Check each line of the records for "chair"; collect those that have it.

DATASET EXCERPTS
START
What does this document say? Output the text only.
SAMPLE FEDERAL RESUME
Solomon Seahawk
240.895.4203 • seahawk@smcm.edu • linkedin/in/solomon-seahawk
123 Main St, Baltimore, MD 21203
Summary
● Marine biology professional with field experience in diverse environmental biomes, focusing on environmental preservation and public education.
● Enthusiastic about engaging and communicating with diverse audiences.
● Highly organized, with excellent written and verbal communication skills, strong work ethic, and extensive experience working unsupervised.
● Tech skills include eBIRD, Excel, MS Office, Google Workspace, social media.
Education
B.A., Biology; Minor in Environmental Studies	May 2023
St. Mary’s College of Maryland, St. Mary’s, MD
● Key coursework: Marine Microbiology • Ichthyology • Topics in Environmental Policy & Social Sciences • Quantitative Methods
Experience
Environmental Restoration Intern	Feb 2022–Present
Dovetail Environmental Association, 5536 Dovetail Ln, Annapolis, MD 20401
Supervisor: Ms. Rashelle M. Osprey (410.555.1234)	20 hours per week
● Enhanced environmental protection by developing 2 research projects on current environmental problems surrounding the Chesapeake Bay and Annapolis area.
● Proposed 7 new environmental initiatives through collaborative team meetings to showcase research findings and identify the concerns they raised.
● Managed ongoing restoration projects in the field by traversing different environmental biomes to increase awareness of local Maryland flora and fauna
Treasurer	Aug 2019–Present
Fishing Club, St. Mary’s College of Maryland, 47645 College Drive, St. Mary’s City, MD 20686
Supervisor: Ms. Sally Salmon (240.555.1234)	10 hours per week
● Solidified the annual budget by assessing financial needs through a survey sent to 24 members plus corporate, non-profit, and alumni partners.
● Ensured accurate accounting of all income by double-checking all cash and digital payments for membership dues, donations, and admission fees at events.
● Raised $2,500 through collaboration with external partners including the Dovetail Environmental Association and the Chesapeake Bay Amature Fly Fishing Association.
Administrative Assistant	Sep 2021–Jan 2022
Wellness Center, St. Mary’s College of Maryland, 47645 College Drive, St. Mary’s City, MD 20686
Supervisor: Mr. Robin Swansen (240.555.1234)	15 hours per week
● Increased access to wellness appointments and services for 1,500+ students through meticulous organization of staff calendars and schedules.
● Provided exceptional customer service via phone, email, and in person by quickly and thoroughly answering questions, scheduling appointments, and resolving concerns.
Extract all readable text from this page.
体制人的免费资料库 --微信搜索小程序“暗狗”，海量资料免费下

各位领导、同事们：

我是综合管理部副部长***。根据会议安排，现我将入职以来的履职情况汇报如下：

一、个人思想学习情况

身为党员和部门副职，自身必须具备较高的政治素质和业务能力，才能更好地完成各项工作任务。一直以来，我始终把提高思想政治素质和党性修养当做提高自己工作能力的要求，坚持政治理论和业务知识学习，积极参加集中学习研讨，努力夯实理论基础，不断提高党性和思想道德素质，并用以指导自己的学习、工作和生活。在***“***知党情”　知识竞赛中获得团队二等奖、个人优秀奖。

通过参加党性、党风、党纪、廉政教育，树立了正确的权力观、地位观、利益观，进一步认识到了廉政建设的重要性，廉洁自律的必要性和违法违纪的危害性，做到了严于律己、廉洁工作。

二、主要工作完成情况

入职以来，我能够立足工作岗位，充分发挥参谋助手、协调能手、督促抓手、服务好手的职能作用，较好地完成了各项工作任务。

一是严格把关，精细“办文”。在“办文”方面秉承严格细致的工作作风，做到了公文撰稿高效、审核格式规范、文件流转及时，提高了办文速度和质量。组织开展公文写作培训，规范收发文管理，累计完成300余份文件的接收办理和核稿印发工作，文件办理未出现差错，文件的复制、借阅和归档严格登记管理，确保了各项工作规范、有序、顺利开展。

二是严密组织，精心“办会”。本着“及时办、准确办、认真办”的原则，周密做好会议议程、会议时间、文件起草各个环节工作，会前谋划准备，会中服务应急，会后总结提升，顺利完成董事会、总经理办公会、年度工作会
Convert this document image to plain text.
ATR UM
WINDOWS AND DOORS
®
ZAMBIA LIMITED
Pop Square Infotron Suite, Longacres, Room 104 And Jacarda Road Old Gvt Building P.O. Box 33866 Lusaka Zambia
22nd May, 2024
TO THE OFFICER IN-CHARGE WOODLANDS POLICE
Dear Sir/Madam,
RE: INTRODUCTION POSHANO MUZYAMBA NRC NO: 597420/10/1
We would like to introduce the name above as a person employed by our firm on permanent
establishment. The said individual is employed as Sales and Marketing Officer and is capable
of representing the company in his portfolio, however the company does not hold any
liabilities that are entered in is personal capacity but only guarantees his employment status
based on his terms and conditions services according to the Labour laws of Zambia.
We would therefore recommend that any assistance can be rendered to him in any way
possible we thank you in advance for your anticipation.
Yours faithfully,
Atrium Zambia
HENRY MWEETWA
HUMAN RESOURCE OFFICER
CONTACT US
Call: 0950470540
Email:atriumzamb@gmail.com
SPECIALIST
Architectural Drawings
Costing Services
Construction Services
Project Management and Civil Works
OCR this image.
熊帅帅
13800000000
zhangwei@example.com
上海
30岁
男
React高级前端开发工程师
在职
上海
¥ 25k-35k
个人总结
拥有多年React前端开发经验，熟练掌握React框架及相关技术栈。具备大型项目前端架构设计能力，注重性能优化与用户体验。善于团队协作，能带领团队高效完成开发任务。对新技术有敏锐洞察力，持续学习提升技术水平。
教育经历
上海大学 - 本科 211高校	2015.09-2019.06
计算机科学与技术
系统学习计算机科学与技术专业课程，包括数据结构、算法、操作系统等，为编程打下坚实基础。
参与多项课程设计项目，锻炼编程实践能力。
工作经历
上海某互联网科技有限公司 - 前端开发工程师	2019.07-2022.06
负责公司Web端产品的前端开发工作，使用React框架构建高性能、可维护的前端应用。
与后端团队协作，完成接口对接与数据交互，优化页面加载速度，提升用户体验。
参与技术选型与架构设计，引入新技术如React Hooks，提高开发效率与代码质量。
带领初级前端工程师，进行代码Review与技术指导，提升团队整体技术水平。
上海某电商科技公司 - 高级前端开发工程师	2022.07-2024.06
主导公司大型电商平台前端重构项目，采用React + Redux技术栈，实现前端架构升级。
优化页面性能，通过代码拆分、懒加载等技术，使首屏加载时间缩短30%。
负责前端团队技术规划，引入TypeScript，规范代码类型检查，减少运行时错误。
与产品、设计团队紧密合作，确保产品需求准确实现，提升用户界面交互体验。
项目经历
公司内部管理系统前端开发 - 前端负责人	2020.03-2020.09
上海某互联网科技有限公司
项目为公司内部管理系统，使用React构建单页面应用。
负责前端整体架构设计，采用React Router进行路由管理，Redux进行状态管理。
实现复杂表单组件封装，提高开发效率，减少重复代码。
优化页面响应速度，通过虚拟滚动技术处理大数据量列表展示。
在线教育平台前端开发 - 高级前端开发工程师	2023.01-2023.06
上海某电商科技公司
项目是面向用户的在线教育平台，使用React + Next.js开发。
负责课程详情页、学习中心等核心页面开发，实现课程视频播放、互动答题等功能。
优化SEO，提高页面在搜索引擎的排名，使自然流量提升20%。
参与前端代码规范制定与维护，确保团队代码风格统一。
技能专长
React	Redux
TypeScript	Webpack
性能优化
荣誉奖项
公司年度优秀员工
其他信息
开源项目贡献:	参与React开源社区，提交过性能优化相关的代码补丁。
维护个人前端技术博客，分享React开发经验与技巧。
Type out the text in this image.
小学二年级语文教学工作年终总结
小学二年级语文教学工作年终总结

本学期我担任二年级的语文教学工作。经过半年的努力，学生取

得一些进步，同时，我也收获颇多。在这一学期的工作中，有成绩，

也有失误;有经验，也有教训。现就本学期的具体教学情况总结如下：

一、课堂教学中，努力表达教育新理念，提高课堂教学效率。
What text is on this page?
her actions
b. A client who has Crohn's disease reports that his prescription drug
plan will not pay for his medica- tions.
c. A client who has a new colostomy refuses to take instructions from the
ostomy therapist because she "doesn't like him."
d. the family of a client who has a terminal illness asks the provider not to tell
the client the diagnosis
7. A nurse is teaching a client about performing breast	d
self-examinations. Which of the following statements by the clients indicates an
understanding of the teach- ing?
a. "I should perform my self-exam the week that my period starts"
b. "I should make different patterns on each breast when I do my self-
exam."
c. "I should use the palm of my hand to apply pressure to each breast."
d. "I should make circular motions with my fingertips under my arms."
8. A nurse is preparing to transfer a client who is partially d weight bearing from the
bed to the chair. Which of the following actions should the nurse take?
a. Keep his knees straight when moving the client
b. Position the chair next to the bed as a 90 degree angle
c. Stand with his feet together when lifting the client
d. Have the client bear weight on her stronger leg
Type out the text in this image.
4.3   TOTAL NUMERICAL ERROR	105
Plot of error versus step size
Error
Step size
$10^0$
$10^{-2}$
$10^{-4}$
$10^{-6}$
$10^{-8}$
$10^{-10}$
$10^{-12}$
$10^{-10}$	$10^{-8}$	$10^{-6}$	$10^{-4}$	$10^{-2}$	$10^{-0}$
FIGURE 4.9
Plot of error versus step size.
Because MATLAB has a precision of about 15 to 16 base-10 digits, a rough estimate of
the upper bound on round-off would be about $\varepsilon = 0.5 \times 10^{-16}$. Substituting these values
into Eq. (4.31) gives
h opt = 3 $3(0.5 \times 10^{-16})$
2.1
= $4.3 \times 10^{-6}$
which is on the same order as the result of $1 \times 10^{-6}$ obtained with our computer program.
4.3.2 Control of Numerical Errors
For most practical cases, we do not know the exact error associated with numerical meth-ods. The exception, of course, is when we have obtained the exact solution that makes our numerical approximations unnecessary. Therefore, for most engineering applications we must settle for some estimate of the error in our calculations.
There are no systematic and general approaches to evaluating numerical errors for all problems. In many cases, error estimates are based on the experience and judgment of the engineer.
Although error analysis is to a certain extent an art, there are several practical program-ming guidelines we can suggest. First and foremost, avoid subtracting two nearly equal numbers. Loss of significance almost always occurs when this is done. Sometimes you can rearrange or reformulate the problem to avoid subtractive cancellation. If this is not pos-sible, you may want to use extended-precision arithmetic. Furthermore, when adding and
END
RESULT OF THIS TASK
bed to the chair. Which of the following actions should the nurse take?
b. Position the chair next to the bed as a 90 degree angle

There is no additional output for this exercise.